--- Material ---

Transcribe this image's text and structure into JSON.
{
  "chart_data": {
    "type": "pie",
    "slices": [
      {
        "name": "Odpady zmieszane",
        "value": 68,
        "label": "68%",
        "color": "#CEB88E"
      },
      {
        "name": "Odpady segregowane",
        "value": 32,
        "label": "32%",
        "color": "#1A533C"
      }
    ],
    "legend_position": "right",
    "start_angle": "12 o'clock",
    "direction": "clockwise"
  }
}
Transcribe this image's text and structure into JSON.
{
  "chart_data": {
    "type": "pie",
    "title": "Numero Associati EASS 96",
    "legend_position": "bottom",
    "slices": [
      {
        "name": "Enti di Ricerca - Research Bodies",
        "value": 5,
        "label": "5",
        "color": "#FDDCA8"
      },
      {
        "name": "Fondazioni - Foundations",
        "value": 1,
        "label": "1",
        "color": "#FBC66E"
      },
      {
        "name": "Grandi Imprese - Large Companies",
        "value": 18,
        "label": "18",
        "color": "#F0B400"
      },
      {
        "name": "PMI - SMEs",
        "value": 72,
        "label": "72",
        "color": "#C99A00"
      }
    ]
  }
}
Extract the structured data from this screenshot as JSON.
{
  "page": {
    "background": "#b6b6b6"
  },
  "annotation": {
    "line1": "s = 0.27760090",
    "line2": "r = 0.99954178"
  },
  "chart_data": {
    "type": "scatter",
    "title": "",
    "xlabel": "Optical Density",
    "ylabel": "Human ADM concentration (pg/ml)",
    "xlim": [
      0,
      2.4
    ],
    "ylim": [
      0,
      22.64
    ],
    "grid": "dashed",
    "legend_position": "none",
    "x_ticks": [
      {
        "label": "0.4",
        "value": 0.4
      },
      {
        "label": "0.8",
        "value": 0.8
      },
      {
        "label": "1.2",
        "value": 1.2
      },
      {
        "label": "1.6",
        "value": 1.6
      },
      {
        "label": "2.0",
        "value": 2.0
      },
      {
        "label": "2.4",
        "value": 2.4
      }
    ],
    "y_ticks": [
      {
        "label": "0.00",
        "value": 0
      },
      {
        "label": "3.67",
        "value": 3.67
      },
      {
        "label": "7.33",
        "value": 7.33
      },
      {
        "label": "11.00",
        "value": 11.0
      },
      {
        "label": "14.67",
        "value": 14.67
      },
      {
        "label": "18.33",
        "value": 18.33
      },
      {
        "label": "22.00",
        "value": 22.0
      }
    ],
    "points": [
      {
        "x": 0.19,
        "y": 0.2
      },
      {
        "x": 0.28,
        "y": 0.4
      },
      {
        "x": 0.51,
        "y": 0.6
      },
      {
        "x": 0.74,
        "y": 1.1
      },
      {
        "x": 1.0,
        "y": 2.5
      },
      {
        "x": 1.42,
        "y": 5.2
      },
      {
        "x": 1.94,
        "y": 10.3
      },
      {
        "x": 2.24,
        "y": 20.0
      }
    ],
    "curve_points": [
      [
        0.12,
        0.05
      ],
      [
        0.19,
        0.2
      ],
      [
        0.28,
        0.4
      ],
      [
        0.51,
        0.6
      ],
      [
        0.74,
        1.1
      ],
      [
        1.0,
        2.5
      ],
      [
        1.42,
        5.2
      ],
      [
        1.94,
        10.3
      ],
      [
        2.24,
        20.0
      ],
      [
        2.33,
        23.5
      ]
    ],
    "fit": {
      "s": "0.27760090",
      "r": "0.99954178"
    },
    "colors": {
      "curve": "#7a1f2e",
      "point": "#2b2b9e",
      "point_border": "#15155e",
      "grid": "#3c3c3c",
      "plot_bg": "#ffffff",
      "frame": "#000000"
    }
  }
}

---

* [Written request]: Restate the whole listing exactly, leaving out nothing.

* [Exercise answer]:
Transcribe this image's text and structure into JSON.
{
  "chart_data": {
    "type": "pie",
    "slices": [
      {
        "name": "Odpady zmieszane",
        "value": 68,
        "label": "68%",
        "color": "#CEB88E"
      },
      {
        "name": "Odpady segregowane",
        "value": 32,
        "label": "32%",
        "color": "#1A533C"
      }
    ],
    "legend_position": "right",
    "start_angle": "12 o'clock",
    "direction": "clockwise"
  }
}
Transcribe this image's text and structure into JSON.
{
  "chart_data": {
    "type": "pie",
    "title": "Numero Associati EASS 96",
    "legend_position": "bottom",
    "slices": [
      {
        "name": "Enti di Ricerca - Research Bodies",
        "value": 5,
        "label": "5",
        "color": "#FDDCA8"
      },
      {
        "name": "Fondazioni - Foundations",
        "value": 1,
        "label": "1",
        "color": "#FBC66E"
      },
      {
        "name": "Grandi Imprese - Large Companies",
        "value": 18,
        "label": "18",
        "color": "#F0B400"
      },
      {
        "name": "PMI - SMEs",
        "value": 72,
        "label": "72",
        "color": "#C99A00"
      }
    ]
  }
}
Extract the structured data from this screenshot as JSON.
{
  "page": {
    "background": "#b6b6b6"
  },
  "annotation": {
    "line1": "s = 0.27760090",
    "line2": "r = 0.99954178"
  },
  "chart_data": {
    "type": "scatter",
    "title": "",
    "xlabel": "Optical Density",
    "ylabel": "Human ADM concentration (pg/ml)",
    "xlim": [
      0,
      2.4
    ],
    "ylim": [
      0,
      22.64
    ],
    "grid": "dashed",
    "legend_position": "none",
    "x_ticks": [
      {
        "label": "0.4",
        "value": 0.4
      },
      {
        "label": "0.8",
        "value": 0.8
      },
      {
        "label": "1.2",
        "value": 1.2
      },
      {
        "label": "1.6",
        "value": 1.6
      },
      {
        "label": "2.0",
        "value": 2.0
      },
      {
        "label": "2.4",
        "value": 2.4
      }
    ],
    "y_ticks": [
      {
        "label": "0.00",
        "value": 0
      },
      {
        "label": "3.67",
        "value": 3.67
      },
      {
        "label": "7.33",
        "value": 7.33
      },
      {
        "label": "11.00",
        "value": 11.0
      },
      {
        "label": "14.67",
        "value": 14.67
      },
      {
        "label": "18.33",
        "value": 18.33
      },
      {
        "label": "22.00",
        "value": 22.0
      }
    ],
    "points": [
      {
        "x": 0.19,
        "y": 0.2
      },
      {
        "x": 0.28,
        "y": 0.4
      },
      {
        "x": 0.51,
        "y": 0.6
      },
      {
        "x": 0.74,
        "y": 1.1
      },
      {
        "x": 1.0,
        "y": 2.5
      },
      {
        "x": 1.42,
        "y": 5.2
      },
      {
        "x": 1.94,
        "y": 10.3
      },
      {
        "x": 2.24,
        "y": 20.0
      }
    ],
    "curve_points": [
      [
        0.12,
        0.05
      ],
      [
        0.19,
        0.2
      ],
      [
        0.28,
        0.4
      ],
      [
        0.51,
        0.6
      ],
      [
        0.74,
        1.1
      ],
      [
        1.0,
        2.5
      ],
      [
        1.42,
        5.2
      ],
      [
        1.94,
        10.3
      ],
      [
        2.24,
        20.0
      ],
      [
        2.33,
        23.5
      ]
    ],
    "fit": {
      "s": "0.27760090",
      "r": "0.99954178"
    },
    "colors": {
      "curve": "#7a1f2e",
      "point": "#2b2b9e",
      "point_border": "#15155e",
      "grid": "#3c3c3c",
      "plot_bg": "#ffffff",
      "frame": "#000000"
    }
  }
}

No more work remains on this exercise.